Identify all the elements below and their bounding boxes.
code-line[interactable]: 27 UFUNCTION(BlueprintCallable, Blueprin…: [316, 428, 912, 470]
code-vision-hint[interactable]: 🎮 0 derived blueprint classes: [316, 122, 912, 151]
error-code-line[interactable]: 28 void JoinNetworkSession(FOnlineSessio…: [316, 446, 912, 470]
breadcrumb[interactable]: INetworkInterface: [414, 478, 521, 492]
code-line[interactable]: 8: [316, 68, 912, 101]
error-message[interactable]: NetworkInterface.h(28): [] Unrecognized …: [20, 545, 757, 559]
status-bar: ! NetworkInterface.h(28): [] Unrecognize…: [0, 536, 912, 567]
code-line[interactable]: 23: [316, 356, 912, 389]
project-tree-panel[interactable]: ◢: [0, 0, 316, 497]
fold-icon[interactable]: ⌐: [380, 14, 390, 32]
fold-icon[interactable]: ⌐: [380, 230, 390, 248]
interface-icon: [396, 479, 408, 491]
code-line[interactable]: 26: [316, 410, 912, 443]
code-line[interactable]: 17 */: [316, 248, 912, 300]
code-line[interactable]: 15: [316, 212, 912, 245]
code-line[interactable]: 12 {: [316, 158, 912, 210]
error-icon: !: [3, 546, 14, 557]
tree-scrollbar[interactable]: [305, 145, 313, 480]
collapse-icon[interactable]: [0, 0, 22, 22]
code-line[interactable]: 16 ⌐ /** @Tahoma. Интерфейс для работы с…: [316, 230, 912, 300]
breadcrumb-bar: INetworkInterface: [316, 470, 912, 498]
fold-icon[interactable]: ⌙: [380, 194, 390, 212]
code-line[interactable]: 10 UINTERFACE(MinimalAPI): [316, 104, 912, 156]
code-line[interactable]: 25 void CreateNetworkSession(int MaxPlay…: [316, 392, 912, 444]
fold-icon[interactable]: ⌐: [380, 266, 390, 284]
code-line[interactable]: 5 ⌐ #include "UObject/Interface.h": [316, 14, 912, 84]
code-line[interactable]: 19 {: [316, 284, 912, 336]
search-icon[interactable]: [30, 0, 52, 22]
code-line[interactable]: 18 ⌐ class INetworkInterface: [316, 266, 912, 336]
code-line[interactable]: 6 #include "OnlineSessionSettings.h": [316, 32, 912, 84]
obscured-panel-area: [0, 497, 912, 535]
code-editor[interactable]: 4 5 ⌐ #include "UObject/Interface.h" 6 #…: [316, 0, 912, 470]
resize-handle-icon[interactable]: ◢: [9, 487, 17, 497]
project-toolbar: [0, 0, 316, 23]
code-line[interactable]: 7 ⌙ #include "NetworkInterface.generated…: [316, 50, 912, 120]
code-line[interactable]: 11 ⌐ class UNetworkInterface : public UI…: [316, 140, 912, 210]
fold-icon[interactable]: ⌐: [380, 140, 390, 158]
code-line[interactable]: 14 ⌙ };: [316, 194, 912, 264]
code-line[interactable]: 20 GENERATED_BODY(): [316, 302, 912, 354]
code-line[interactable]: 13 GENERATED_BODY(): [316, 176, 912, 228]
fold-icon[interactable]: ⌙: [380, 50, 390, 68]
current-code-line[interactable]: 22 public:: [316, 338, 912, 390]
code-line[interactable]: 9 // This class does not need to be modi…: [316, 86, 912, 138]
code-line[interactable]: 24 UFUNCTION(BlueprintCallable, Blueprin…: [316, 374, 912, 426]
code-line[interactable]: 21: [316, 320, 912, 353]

──────────

### Exercise task:
Copy out every line of the records above without changing a single character.

### Solution for this task:
Identify all the elements below and their bounding boxes.
code-line[interactable]: 27 UFUNCTION(BlueprintCallable, Blueprin…: [316, 428, 912, 470]
code-vision-hint[interactable]: 🎮 0 derived blueprint classes: [316, 122, 912, 151]
error-code-line[interactable]: 28 void JoinNetworkSession(FOnlineSessio…: [316, 446, 912, 470]
breadcrumb[interactable]: INetworkInterface: [414, 478, 521, 492]
code-line[interactable]: 8: [316, 68, 912, 101]
error-message[interactable]: NetworkInterface.h(28): [] Unrecognized …: [20, 545, 757, 559]
status-bar: ! NetworkInterface.h(28): [] Unrecognize…: [0, 536, 912, 567]
code-line[interactable]: 23: [316, 356, 912, 389]
project-tree-panel[interactable]: ◢: [0, 0, 316, 497]
fold-icon[interactable]: ⌐: [380, 14, 390, 32]
fold-icon[interactable]: ⌐: [380, 230, 390, 248]
interface-icon: [396, 479, 408, 491]
code-line[interactable]: 26: [316, 410, 912, 443]
code-line[interactable]: 17 */: [316, 248, 912, 300]
code-line[interactable]: 15: [316, 212, 912, 245]
code-line[interactable]: 12 {: [316, 158, 912, 210]
error-icon: !: [3, 546, 14, 557]
tree-scrollbar[interactable]: [305, 145, 313, 480]
collapse-icon[interactable]: [0, 0, 22, 22]
code-line[interactable]: 16 ⌐ /** @Tahoma. Интерфейс для работы с…: [316, 230, 912, 300]
breadcrumb-bar: INetworkInterface: [316, 470, 912, 498]
fold-icon[interactable]: ⌙: [380, 194, 390, 212]
code-line[interactable]: 10 UINTERFACE(MinimalAPI): [316, 104, 912, 156]
code-line[interactable]: 25 void CreateNetworkSession(int MaxPlay…: [316, 392, 912, 444]
fold-icon[interactable]: ⌐: [380, 266, 390, 284]
code-line[interactable]: 5 ⌐ #include "UObject/Interface.h": [316, 14, 912, 84]
code-line[interactable]: 19 {: [316, 284, 912, 336]
search-icon[interactable]: [30, 0, 52, 22]
code-line[interactable]: 18 ⌐ class INetworkInterface: [316, 266, 912, 336]
code-line[interactable]: 6 #include "OnlineSessionSettings.h": [316, 32, 912, 84]
obscured-panel-area: [0, 497, 912, 535]
code-editor[interactable]: 4 5 ⌐ #include "UObject/Interface.h" 6 #…: [316, 0, 912, 470]
resize-handle-icon[interactable]: ◢: [9, 487, 17, 497]
project-toolbar: [0, 0, 316, 23]
code-line[interactable]: 7 ⌙ #include "NetworkInterface.generated…: [316, 50, 912, 120]
code-line[interactable]: 11 ⌐ class UNetworkInterface : public UI…: [316, 140, 912, 210]
fold-icon[interactable]: ⌐: [380, 140, 390, 158]
code-line[interactable]: 14 ⌙ };: [316, 194, 912, 264]
code-line[interactable]: 20 GENERATED_BODY(): [316, 302, 912, 354]
code-line[interactable]: 13 GENERATED_BODY(): [316, 176, 912, 228]
fold-icon[interactable]: ⌙: [380, 50, 390, 68]
current-code-line[interactable]: 22 public:: [316, 338, 912, 390]
code-line[interactable]: 9 // This class does not need to be modi…: [316, 86, 912, 138]
code-line[interactable]: 24 UFUNCTION(BlueprintCallable, Blueprin…: [316, 374, 912, 426]
code-line[interactable]: 21: [316, 320, 912, 353]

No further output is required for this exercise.